[Rows from a figure dataset]
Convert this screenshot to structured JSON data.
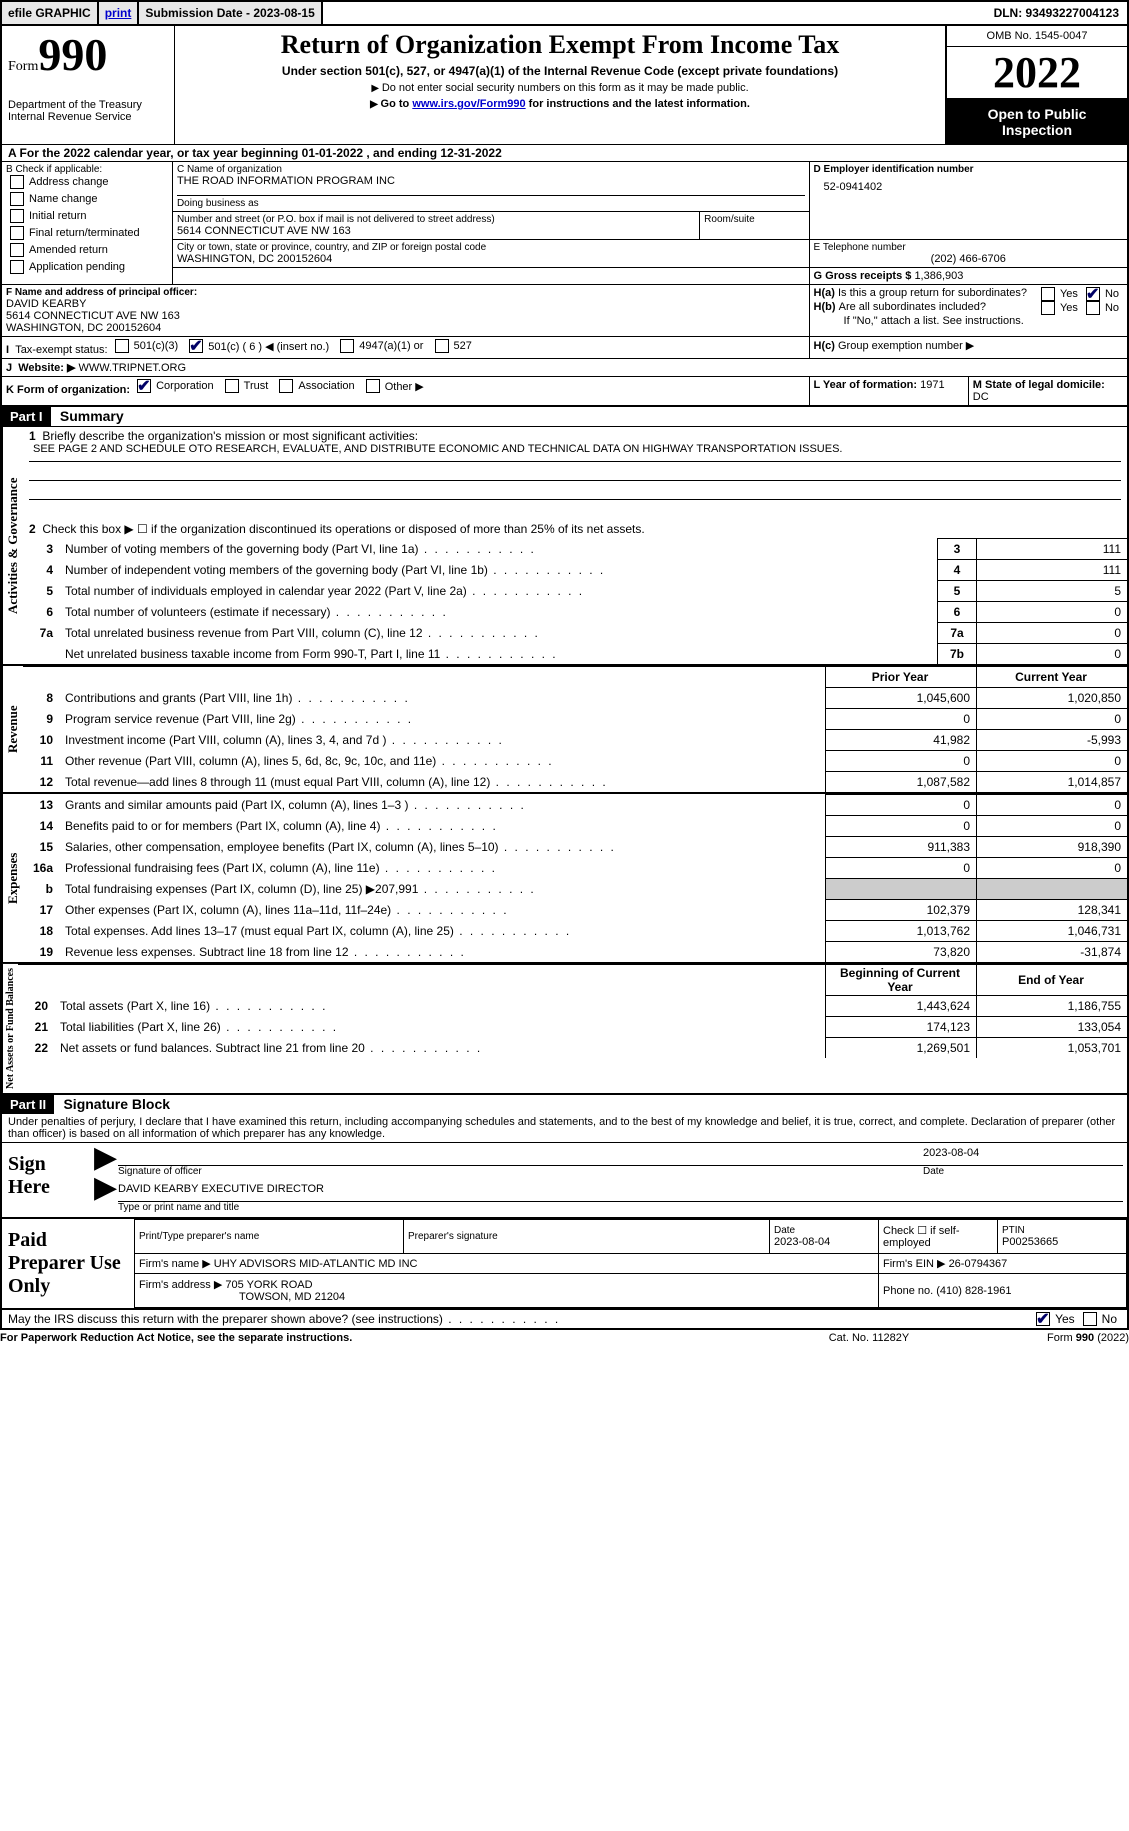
{
  "topbar": {
    "efile": "efile GRAPHIC",
    "print": "print",
    "submission": "Submission Date - 2023-08-15",
    "dln": "DLN: 93493227004123"
  },
  "header": {
    "form_word": "Form",
    "form_num": "990",
    "dept": "Department of the Treasury",
    "irs": "Internal Revenue Service",
    "title": "Return of Organization Exempt From Income Tax",
    "sub1": "Under section 501(c), 527, or 4947(a)(1) of the Internal Revenue Code (except private foundations)",
    "sub2": "Do not enter social security numbers on this form as it may be made public.",
    "sub3_pre": "Go to ",
    "sub3_link": "www.irs.gov/Form990",
    "sub3_post": " for instructions and the latest information.",
    "omb": "OMB No. 1545-0047",
    "year": "2022",
    "otp": "Open to Public Inspection"
  },
  "periodA": "A For the 2022 calendar year, or tax year beginning 01-01-2022    , and ending 12-31-2022",
  "boxB": {
    "title": "B Check if applicable:",
    "items": [
      "Address change",
      "Name change",
      "Initial return",
      "Final return/terminated",
      "Amended return",
      "Application pending"
    ]
  },
  "boxC": {
    "name_lbl": "C Name of organization",
    "name": "THE ROAD INFORMATION PROGRAM INC",
    "dba_lbl": "Doing business as",
    "dba": "",
    "addr_lbl": "Number and street (or P.O. box if mail is not delivered to street address)",
    "room_lbl": "Room/suite",
    "addr": "5614 CONNECTICUT AVE NW 163",
    "city_lbl": "City or town, state or province, country, and ZIP or foreign postal code",
    "city": "WASHINGTON, DC  200152604"
  },
  "boxD": {
    "lbl": "D Employer identification number",
    "val": "52-0941402"
  },
  "boxE": {
    "lbl": "E Telephone number",
    "val": "(202) 466-6706"
  },
  "boxG": {
    "lbl": "G Gross receipts $",
    "val": "1,386,903"
  },
  "boxF": {
    "lbl": "F  Name and address of principal officer:",
    "name": "DAVID KEARBY",
    "addr1": "5614 CONNECTICUT AVE NW 163",
    "addr2": "WASHINGTON, DC  200152604"
  },
  "boxH": {
    "a": "Is this a group return for subordinates?",
    "b": "Are all subordinates included?",
    "b_note": "If \"No,\" attach a list. See instructions.",
    "c": "Group exemption number ▶",
    "yes": "Yes",
    "no": "No"
  },
  "boxI": {
    "lbl": "Tax-exempt status:",
    "o1": "501(c)(3)",
    "o2": "501(c) ( 6 ) ◀ (insert no.)",
    "o3": "4947(a)(1) or",
    "o4": "527"
  },
  "boxJ": {
    "lbl": "Website: ▶",
    "val": "WWW.TRIPNET.ORG"
  },
  "boxK": {
    "lbl": "K Form of organization:",
    "o1": "Corporation",
    "o2": "Trust",
    "o3": "Association",
    "o4": "Other ▶"
  },
  "boxL": {
    "lbl": "L Year of formation:",
    "val": "1971"
  },
  "boxM": {
    "lbl": "M State of legal domicile:",
    "val": "DC"
  },
  "part1": {
    "hdr": "Part I",
    "title": "Summary",
    "l1_lbl": "Briefly describe the organization's mission or most significant activities:",
    "l1_txt": "SEE PAGE 2 AND SCHEDULE OTO RESEARCH, EVALUATE, AND DISTRIBUTE ECONOMIC AND TECHNICAL DATA ON HIGHWAY TRANSPORTATION ISSUES.",
    "l2": "Check this box ▶ ☐  if the organization discontinued its operations or disposed of more than 25% of its net assets.",
    "rows_ag": [
      {
        "n": "3",
        "d": "Number of voting members of the governing body (Part VI, line 1a)",
        "box": "3",
        "v": "111"
      },
      {
        "n": "4",
        "d": "Number of independent voting members of the governing body (Part VI, line 1b)",
        "box": "4",
        "v": "111"
      },
      {
        "n": "5",
        "d": "Total number of individuals employed in calendar year 2022 (Part V, line 2a)",
        "box": "5",
        "v": "5"
      },
      {
        "n": "6",
        "d": "Total number of volunteers (estimate if necessary)",
        "box": "6",
        "v": "0"
      },
      {
        "n": "7a",
        "d": "Total unrelated business revenue from Part VIII, column (C), line 12",
        "box": "7a",
        "v": "0"
      },
      {
        "n": "",
        "d": "Net unrelated business taxable income from Form 990-T, Part I, line 11",
        "box": "7b",
        "v": "0"
      }
    ],
    "col_py": "Prior Year",
    "col_cy": "Current Year",
    "rows_rev": [
      {
        "n": "8",
        "d": "Contributions and grants (Part VIII, line 1h)",
        "py": "1,045,600",
        "cy": "1,020,850"
      },
      {
        "n": "9",
        "d": "Program service revenue (Part VIII, line 2g)",
        "py": "0",
        "cy": "0"
      },
      {
        "n": "10",
        "d": "Investment income (Part VIII, column (A), lines 3, 4, and 7d )",
        "py": "41,982",
        "cy": "-5,993"
      },
      {
        "n": "11",
        "d": "Other revenue (Part VIII, column (A), lines 5, 6d, 8c, 9c, 10c, and 11e)",
        "py": "0",
        "cy": "0"
      },
      {
        "n": "12",
        "d": "Total revenue—add lines 8 through 11 (must equal Part VIII, column (A), line 12)",
        "py": "1,087,582",
        "cy": "1,014,857"
      }
    ],
    "rows_exp": [
      {
        "n": "13",
        "d": "Grants and similar amounts paid (Part IX, column (A), lines 1–3 )",
        "py": "0",
        "cy": "0"
      },
      {
        "n": "14",
        "d": "Benefits paid to or for members (Part IX, column (A), line 4)",
        "py": "0",
        "cy": "0"
      },
      {
        "n": "15",
        "d": "Salaries, other compensation, employee benefits (Part IX, column (A), lines 5–10)",
        "py": "911,383",
        "cy": "918,390"
      },
      {
        "n": "16a",
        "d": "Professional fundraising fees (Part IX, column (A), line 11e)",
        "py": "0",
        "cy": "0"
      },
      {
        "n": "b",
        "d": "Total fundraising expenses (Part IX, column (D), line 25) ▶207,991",
        "py": "GREY",
        "cy": "GREY"
      },
      {
        "n": "17",
        "d": "Other expenses (Part IX, column (A), lines 11a–11d, 11f–24e)",
        "py": "102,379",
        "cy": "128,341"
      },
      {
        "n": "18",
        "d": "Total expenses. Add lines 13–17 (must equal Part IX, column (A), line 25)",
        "py": "1,013,762",
        "cy": "1,046,731"
      },
      {
        "n": "19",
        "d": "Revenue less expenses. Subtract line 18 from line 12",
        "py": "73,820",
        "cy": "-31,874"
      }
    ],
    "col_boy": "Beginning of Current Year",
    "col_eoy": "End of Year",
    "rows_net": [
      {
        "n": "20",
        "d": "Total assets (Part X, line 16)",
        "py": "1,443,624",
        "cy": "1,186,755"
      },
      {
        "n": "21",
        "d": "Total liabilities (Part X, line 26)",
        "py": "174,123",
        "cy": "133,054"
      },
      {
        "n": "22",
        "d": "Net assets or fund balances. Subtract line 21 from line 20",
        "py": "1,269,501",
        "cy": "1,053,701"
      }
    ],
    "tab_ag": "Activities & Governance",
    "tab_rev": "Revenue",
    "tab_exp": "Expenses",
    "tab_net": "Net Assets or Fund Balances"
  },
  "part2": {
    "hdr": "Part II",
    "title": "Signature Block",
    "decl": "Under penalties of perjury, I declare that I have examined this return, including accompanying schedules and statements, and to the best of my knowledge and belief, it is true, correct, and complete. Declaration of preparer (other than officer) is based on all information of which preparer has any knowledge.",
    "sign_here": "Sign Here",
    "sig_officer": "Signature of officer",
    "date": "Date",
    "sig_date": "2023-08-04",
    "name_title": "DAVID KEARBY  EXECUTIVE DIRECTOR",
    "name_lbl": "Type or print name and title",
    "paid": "Paid Preparer Use Only",
    "pp_name_lbl": "Print/Type preparer's name",
    "pp_sig_lbl": "Preparer's signature",
    "pp_date_lbl": "Date",
    "pp_date": "2023-08-04",
    "pp_chk": "Check ☐ if self-employed",
    "ptin_lbl": "PTIN",
    "ptin": "P00253665",
    "firm_name_lbl": "Firm's name    ▶",
    "firm_name": "UHY ADVISORS MID-ATLANTIC MD INC",
    "firm_ein_lbl": "Firm's EIN ▶",
    "firm_ein": "26-0794367",
    "firm_addr_lbl": "Firm's address ▶",
    "firm_addr1": "705 YORK ROAD",
    "firm_addr2": "TOWSON, MD  21204",
    "phone_lbl": "Phone no.",
    "phone": "(410) 828-1961",
    "may": "May the IRS discuss this return with the preparer shown above? (see instructions)",
    "yes": "Yes",
    "no": "No"
  },
  "footer": {
    "pra": "For Paperwork Reduction Act Notice, see the separate instructions.",
    "cat": "Cat. No. 11282Y",
    "form": "Form 990 (2022)"
  }
}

TASK INSTRUCTIONS
Say how many lines of the data include the word "this". Nothing other than the number should be given.

FULL ANSWER
6